::: Input for this task

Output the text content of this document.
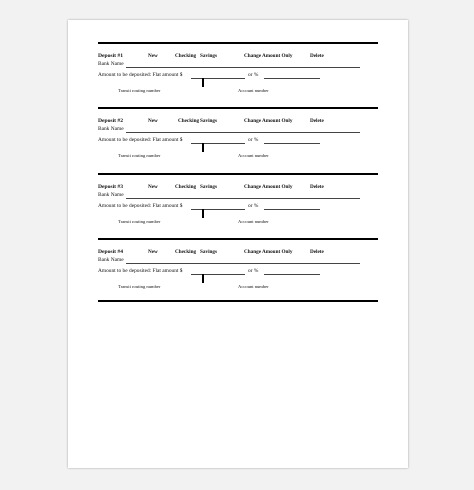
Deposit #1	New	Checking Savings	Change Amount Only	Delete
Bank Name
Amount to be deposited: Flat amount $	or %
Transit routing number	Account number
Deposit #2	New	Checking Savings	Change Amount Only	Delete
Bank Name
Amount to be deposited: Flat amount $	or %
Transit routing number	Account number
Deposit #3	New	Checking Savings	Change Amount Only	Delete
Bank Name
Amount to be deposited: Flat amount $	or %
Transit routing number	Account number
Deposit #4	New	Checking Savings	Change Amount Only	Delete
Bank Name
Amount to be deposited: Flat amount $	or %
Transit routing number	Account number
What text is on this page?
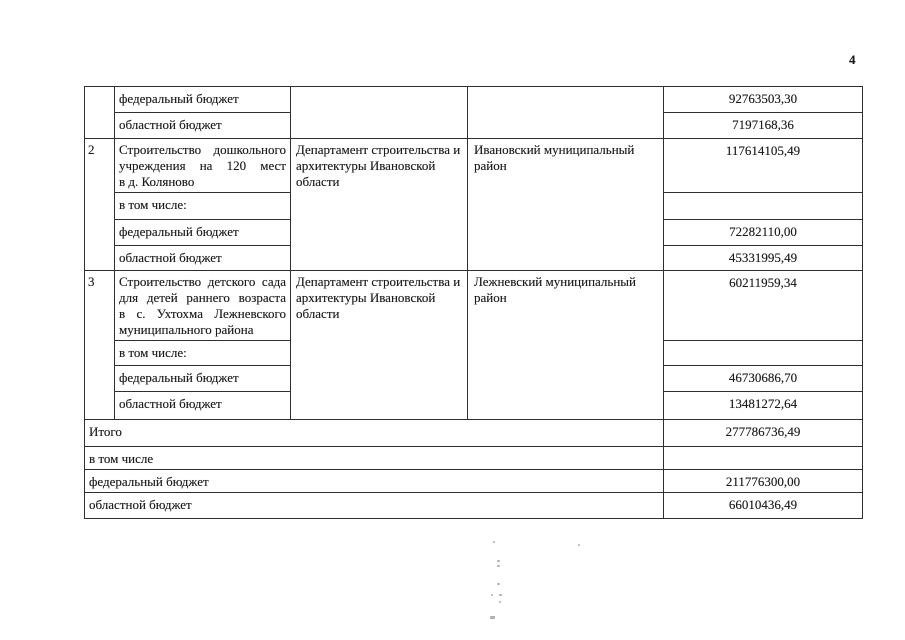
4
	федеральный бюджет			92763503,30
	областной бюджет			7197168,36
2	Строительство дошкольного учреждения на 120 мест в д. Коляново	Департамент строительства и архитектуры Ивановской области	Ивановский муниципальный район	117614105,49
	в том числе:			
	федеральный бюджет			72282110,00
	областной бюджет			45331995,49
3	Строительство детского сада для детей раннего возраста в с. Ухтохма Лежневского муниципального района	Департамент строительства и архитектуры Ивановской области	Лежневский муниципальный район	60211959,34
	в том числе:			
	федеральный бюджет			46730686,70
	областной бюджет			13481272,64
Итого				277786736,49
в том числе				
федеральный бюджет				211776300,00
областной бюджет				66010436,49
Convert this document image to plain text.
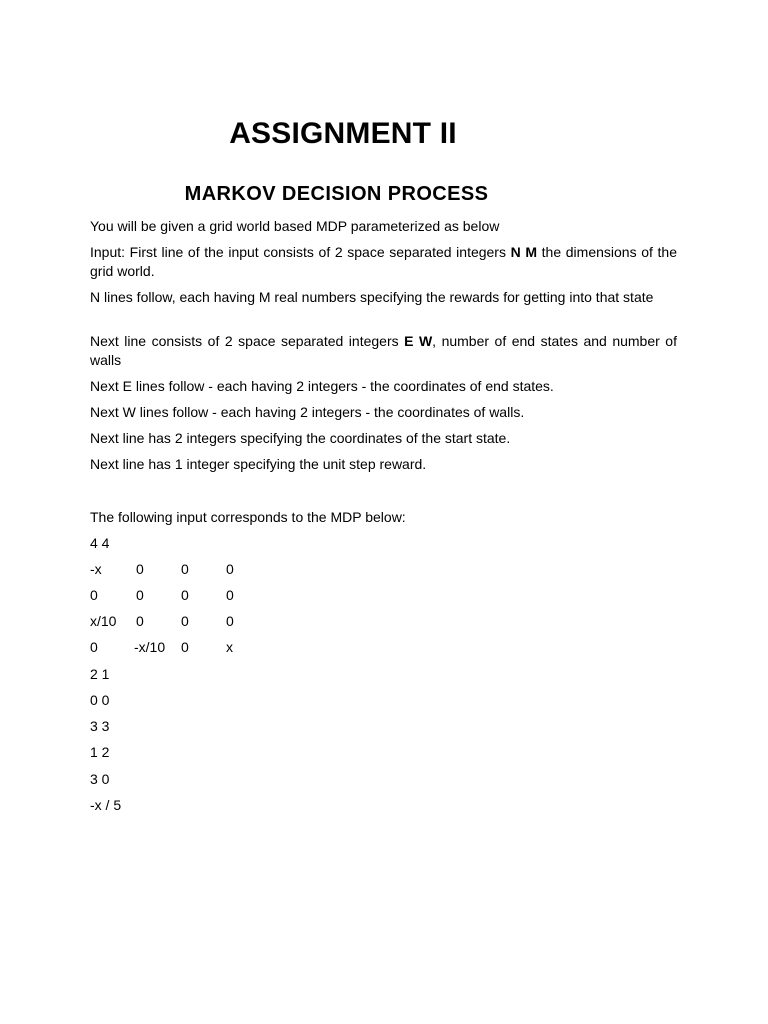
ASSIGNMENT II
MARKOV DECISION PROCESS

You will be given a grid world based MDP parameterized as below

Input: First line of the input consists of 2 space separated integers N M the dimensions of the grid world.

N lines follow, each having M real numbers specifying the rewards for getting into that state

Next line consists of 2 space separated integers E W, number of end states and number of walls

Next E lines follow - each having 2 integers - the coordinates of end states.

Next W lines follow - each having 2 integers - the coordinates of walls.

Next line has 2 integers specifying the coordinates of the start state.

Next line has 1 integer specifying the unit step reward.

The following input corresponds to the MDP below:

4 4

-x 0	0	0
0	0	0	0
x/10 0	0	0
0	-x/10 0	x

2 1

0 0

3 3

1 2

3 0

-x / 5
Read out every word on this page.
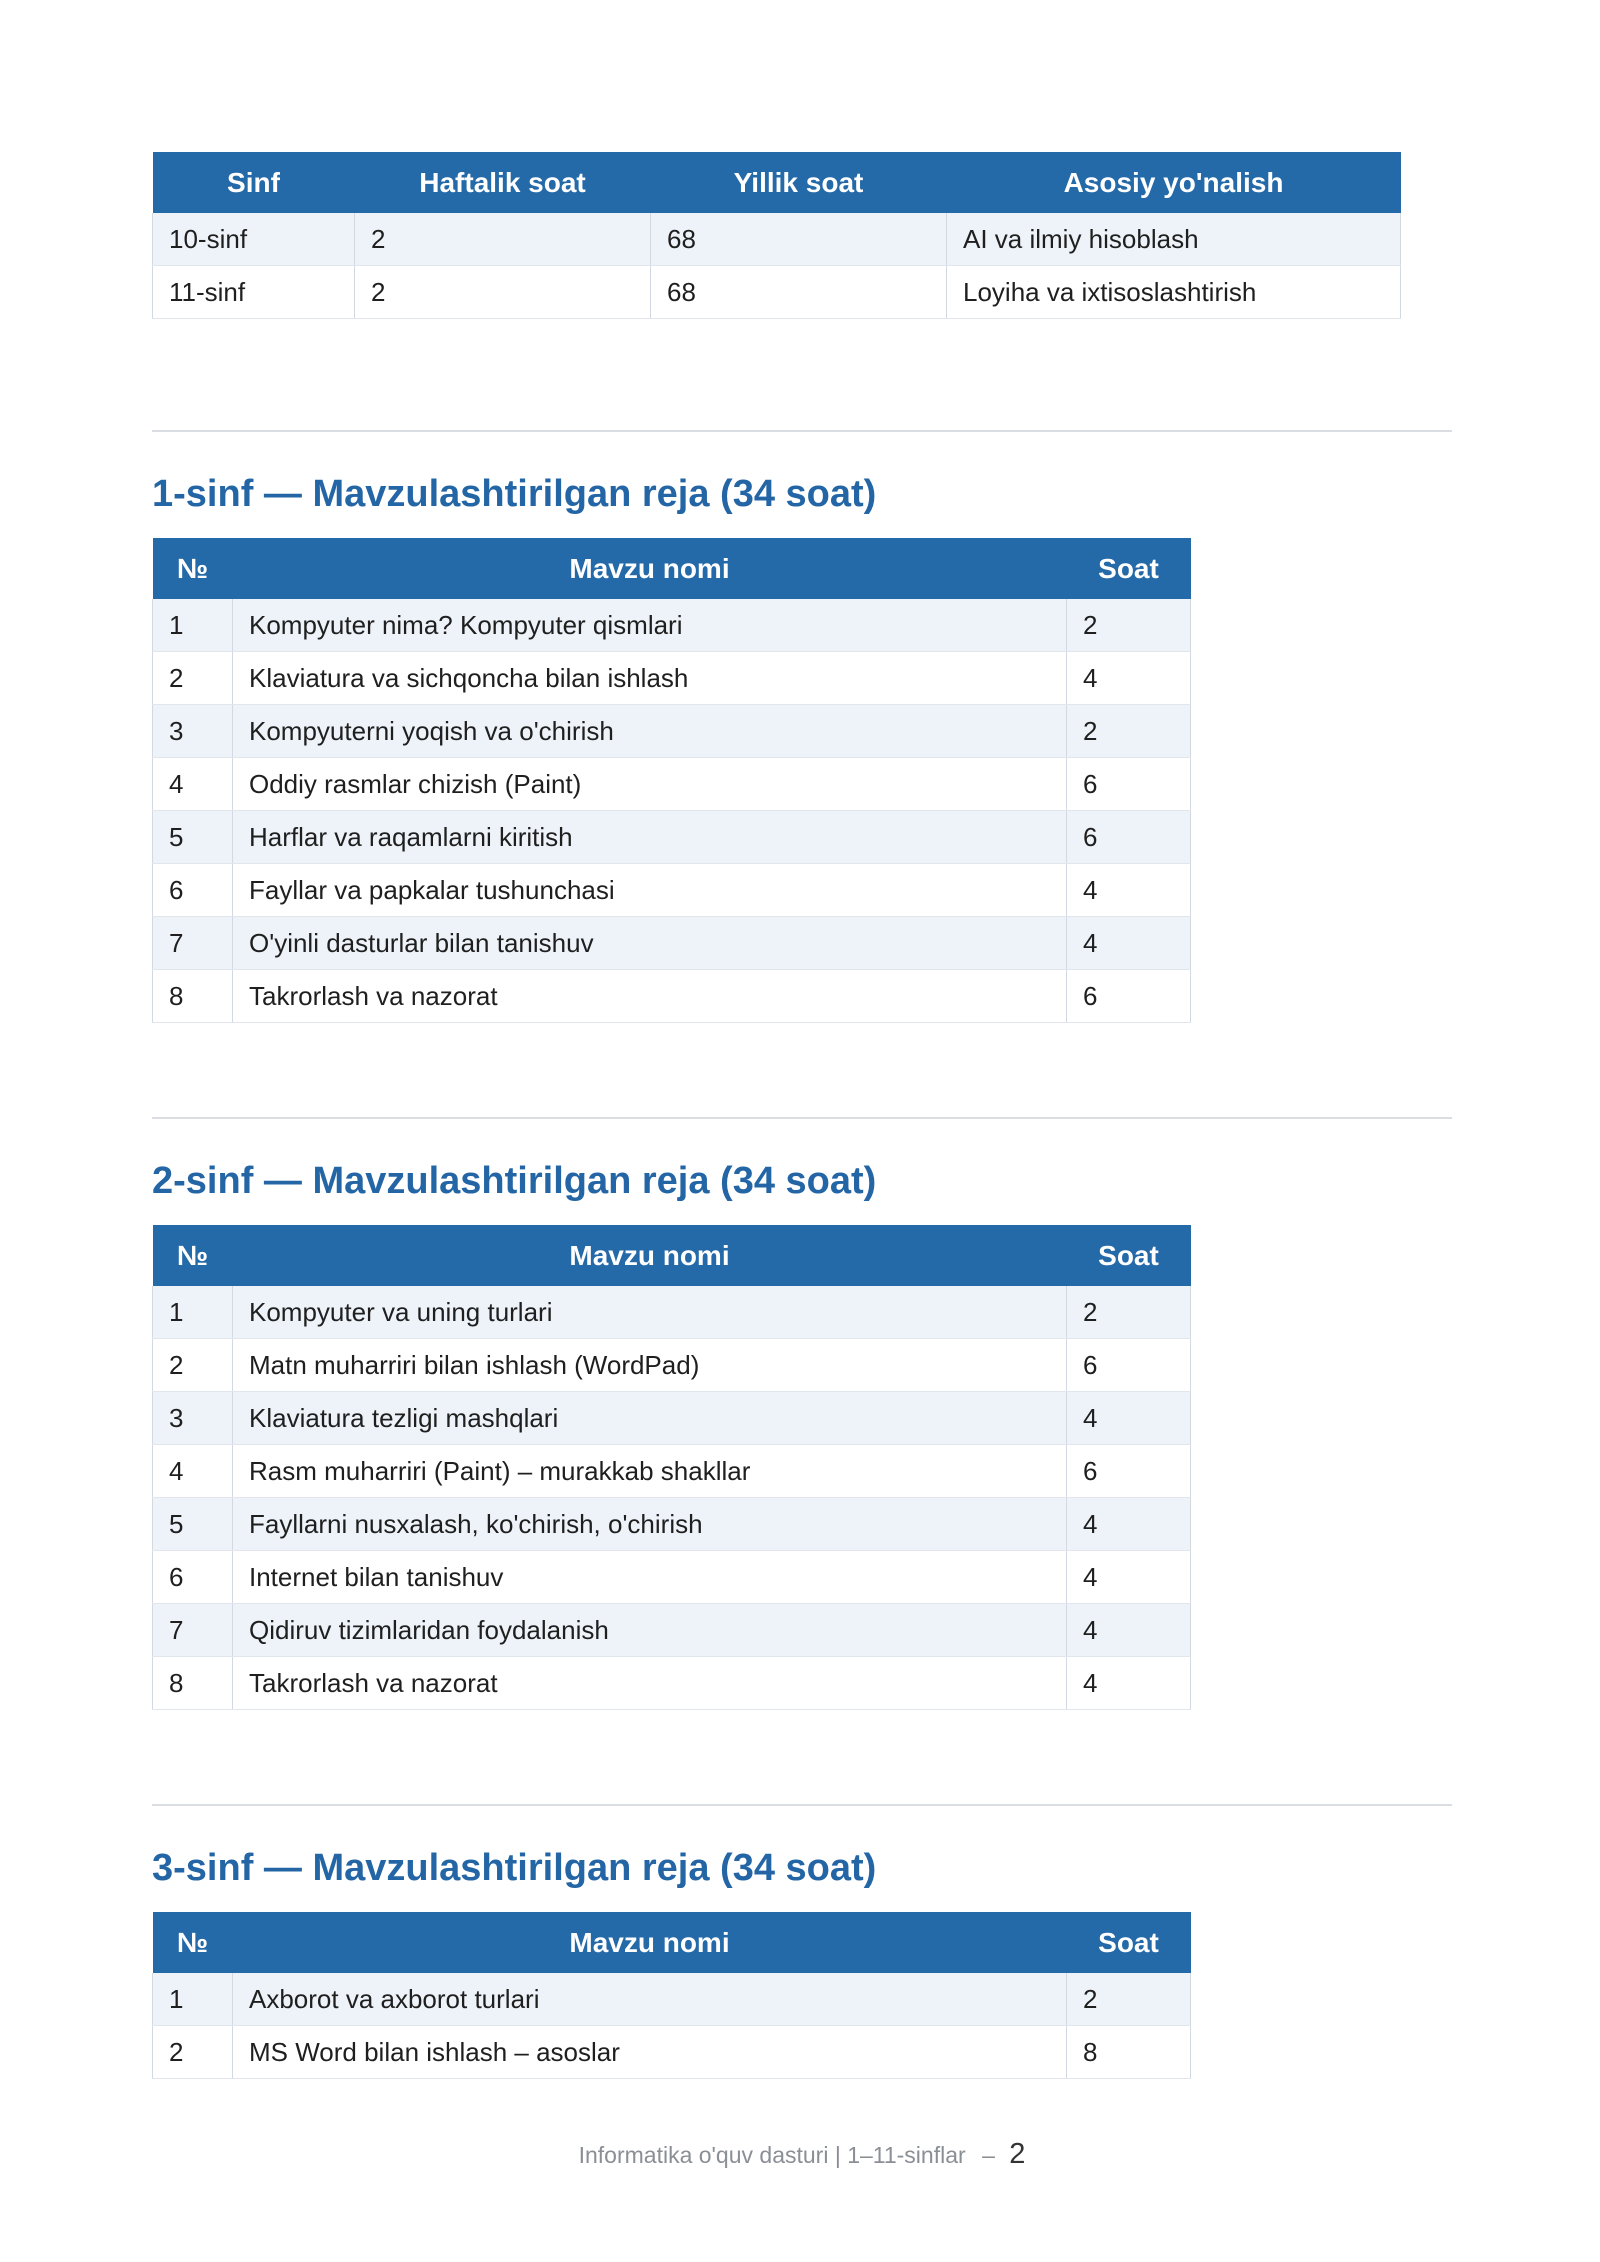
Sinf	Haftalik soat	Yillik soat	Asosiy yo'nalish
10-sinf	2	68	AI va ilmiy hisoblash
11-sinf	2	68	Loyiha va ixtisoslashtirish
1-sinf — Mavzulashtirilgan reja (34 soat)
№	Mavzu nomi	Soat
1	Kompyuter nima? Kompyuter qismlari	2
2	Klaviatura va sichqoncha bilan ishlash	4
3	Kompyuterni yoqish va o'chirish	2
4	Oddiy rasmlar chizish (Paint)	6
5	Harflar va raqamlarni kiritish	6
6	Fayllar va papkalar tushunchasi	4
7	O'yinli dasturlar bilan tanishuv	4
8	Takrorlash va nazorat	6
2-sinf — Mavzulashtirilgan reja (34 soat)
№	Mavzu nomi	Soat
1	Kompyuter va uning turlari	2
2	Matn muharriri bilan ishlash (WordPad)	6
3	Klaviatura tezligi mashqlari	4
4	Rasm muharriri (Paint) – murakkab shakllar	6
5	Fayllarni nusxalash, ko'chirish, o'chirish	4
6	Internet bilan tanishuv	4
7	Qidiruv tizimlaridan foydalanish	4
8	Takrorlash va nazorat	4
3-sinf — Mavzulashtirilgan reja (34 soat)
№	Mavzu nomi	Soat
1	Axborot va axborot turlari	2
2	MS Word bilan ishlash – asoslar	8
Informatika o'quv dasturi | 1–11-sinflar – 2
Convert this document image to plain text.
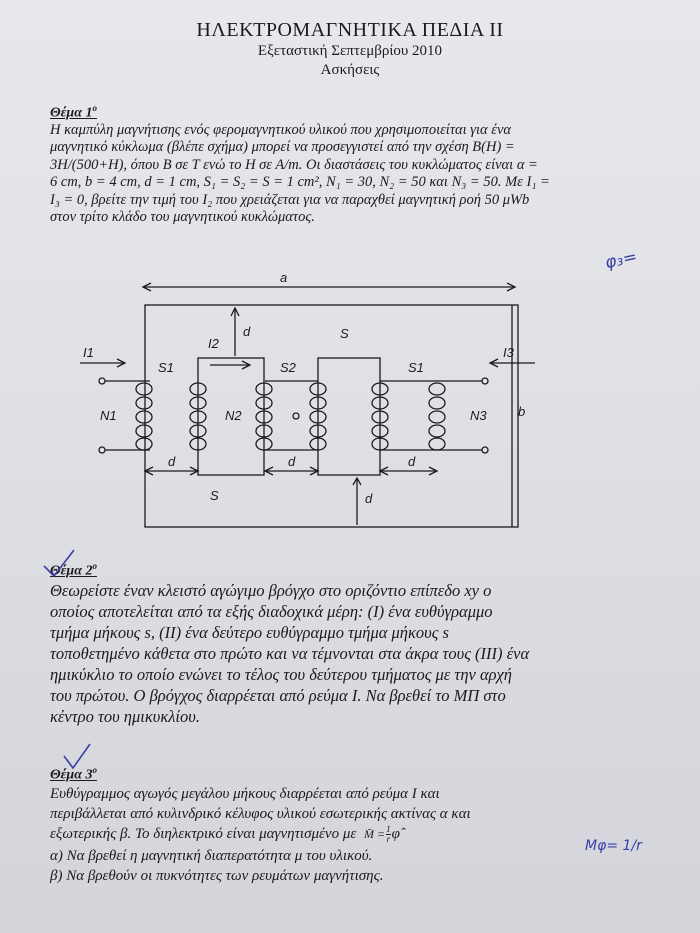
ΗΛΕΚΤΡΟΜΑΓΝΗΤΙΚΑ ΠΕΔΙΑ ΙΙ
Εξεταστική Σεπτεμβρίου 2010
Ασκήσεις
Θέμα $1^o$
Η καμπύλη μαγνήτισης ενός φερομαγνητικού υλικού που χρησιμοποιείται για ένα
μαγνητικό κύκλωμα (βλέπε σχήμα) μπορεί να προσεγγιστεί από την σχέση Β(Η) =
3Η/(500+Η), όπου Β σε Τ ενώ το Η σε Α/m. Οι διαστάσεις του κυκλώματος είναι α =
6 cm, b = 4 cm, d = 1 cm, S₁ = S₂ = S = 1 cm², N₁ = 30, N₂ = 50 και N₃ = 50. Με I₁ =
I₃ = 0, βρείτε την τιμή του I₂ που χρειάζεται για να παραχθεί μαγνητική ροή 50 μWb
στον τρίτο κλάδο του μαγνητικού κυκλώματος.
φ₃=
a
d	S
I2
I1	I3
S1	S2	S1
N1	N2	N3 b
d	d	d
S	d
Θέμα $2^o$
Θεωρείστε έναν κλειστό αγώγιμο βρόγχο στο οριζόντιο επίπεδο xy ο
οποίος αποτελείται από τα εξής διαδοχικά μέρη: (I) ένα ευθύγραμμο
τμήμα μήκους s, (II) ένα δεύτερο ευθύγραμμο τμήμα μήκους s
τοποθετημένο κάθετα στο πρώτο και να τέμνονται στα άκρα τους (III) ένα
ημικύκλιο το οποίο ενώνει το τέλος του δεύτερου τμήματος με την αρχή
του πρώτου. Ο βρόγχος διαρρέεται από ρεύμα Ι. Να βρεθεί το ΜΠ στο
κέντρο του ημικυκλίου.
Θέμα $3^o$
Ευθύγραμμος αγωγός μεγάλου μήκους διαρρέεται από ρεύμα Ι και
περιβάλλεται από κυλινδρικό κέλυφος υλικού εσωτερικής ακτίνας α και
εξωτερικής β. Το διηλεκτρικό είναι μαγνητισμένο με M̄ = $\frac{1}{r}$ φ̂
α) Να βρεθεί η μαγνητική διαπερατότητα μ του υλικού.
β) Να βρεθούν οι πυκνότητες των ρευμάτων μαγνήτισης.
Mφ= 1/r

::::::

Stated exercise: Restate the data above exactly, stripping out each image.

Exercise solution:
Output the text content of this document.
Deposit #1	New	Checking Savings	Change Amount Only	Delete
Bank Name
Amount to be deposited: Flat amount $	or %
Transit routing number	Account number
Deposit #2	New	Checking Savings	Change Amount Only	Delete
Bank Name
Amount to be deposited: Flat amount $	or %
Transit routing number	Account number
Deposit #3	New	Checking Savings	Change Amount Only	Delete
Bank Name
Amount to be deposited: Flat amount $	or %
Transit routing number	Account number
Deposit #4	New	Checking Savings	Change Amount Only	Delete
Bank Name
Amount to be deposited: Flat amount $	or %
Transit routing number	Account number
What text is on this page?
4
	федеральный бюджет			92763503,30
	областной бюджет			7197168,36
2	Строительство дошкольного учреждения на 120 мест в д. Коляново	Департамент строительства и архитектуры Ивановской области	Ивановский муниципальный район	117614105,49
	в том числе:			
	федеральный бюджет			72282110,00
	областной бюджет			45331995,49
3	Строительство детского сада для детей раннего возраста в с. Ухтохма Лежневского муниципального района	Департамент строительства и архитектуры Ивановской области	Лежневский муниципальный район	60211959,34
	в том числе:			
	федеральный бюджет			46730686,70
	областной бюджет			13481272,64
Итого				277786736,49
в том числе				
федеральный бюджет				211776300,00
областной бюджет				66010436,49
Convert this document image to plain text.
ASSIGNMENT II
MARKOV DECISION PROCESS

You will be given a grid world based MDP parameterized as below

Input: First line of the input consists of 2 space separated integers N M the dimensions of the grid world.

N lines follow, each having M real numbers specifying the rewards for getting into that state

Next line consists of 2 space separated integers E W, number of end states and number of walls

Next E lines follow - each having 2 integers - the coordinates of end states.

Next W lines follow - each having 2 integers - the coordinates of walls.

Next line has 2 integers specifying the coordinates of the start state.

Next line has 1 integer specifying the unit step reward.

The following input corresponds to the MDP below:

4 4

-x 0	0	0
0	0	0	0
x/10 0	0	0
0	-x/10 0	x

2 1

0 0

3 3

1 2

3 0

-x / 5
Read out every word on this page.
Sinf	Haftalik soat	Yillik soat	Asosiy yo'nalish
10-sinf	2	68	AI va ilmiy hisoblash
11-sinf	2	68	Loyiha va ixtisoslashtirish
1-sinf — Mavzulashtirilgan reja (34 soat)
№	Mavzu nomi	Soat
1	Kompyuter nima? Kompyuter qismlari	2
2	Klaviatura va sichqoncha bilan ishlash	4
3	Kompyuterni yoqish va o'chirish	2
4	Oddiy rasmlar chizish (Paint)	6
5	Harflar va raqamlarni kiritish	6
6	Fayllar va papkalar tushunchasi	4
7	O'yinli dasturlar bilan tanishuv	4
8	Takrorlash va nazorat	6
2-sinf — Mavzulashtirilgan reja (34 soat)
№	Mavzu nomi	Soat
1	Kompyuter va uning turlari	2
2	Matn muharriri bilan ishlash (WordPad)	6
3	Klaviatura tezligi mashqlari	4
4	Rasm muharriri (Paint) – murakkab shakllar	6
5	Fayllarni nusxalash, ko'chirish, o'chirish	4
6	Internet bilan tanishuv	4
7	Qidiruv tizimlaridan foydalanish	4
8	Takrorlash va nazorat	4
3-sinf — Mavzulashtirilgan reja (34 soat)
№	Mavzu nomi	Soat
1	Axborot va axborot turlari	2
2	MS Word bilan ishlash – asoslar	8
Informatika o'quv dasturi | 1–11-sinflar – 2
Convert this document image to plain text.
ΗΛΕΚΤΡΟΜΑΓΝΗΤΙΚΑ ΠΕΔΙΑ ΙΙ
Εξεταστική Σεπτεμβρίου 2010
Ασκήσεις
Θέμα $1^o$
Η καμπύλη μαγνήτισης ενός φερομαγνητικού υλικού που χρησιμοποιείται για ένα
μαγνητικό κύκλωμα (βλέπε σχήμα) μπορεί να προσεγγιστεί από την σχέση Β(Η) =
3Η/(500+Η), όπου Β σε Τ ενώ το Η σε Α/m. Οι διαστάσεις του κυκλώματος είναι α =
6 cm, b = 4 cm, d = 1 cm, S₁ = S₂ = S = 1 cm², N₁ = 30, N₂ = 50 και N₃ = 50. Με I₁ =
I₃ = 0, βρείτε την τιμή του I₂ που χρειάζεται για να παραχθεί μαγνητική ροή 50 μWb
στον τρίτο κλάδο του μαγνητικού κυκλώματος.
φ₃=
a
d	S
I2
I1	I3
S1	S2	S1
N1	N2	N3 b
d	d	d
S	d
Θέμα $2^o$
Θεωρείστε έναν κλειστό αγώγιμο βρόγχο στο οριζόντιο επίπεδο xy ο
οποίος αποτελείται από τα εξής διαδοχικά μέρη: (I) ένα ευθύγραμμο
τμήμα μήκους s, (II) ένα δεύτερο ευθύγραμμο τμήμα μήκους s
τοποθετημένο κάθετα στο πρώτο και να τέμνονται στα άκρα τους (III) ένα
ημικύκλιο το οποίο ενώνει το τέλος του δεύτερου τμήματος με την αρχή
του πρώτου. Ο βρόγχος διαρρέεται από ρεύμα Ι. Να βρεθεί το ΜΠ στο
κέντρο του ημικυκλίου.
Θέμα $3^o$
Ευθύγραμμος αγωγός μεγάλου μήκους διαρρέεται από ρεύμα Ι και
περιβάλλεται από κυλινδρικό κέλυφος υλικού εσωτερικής ακτίνας α και
εξωτερικής β. Το διηλεκτρικό είναι μαγνητισμένο με M̄ = $\frac{1}{r}$ φ̂
α) Να βρεθεί η μαγνητική διαπερατότητα μ του υλικού.
β) Να βρεθούν οι πυκνότητες των ρευμάτων μαγνήτισης.
Mφ= 1/r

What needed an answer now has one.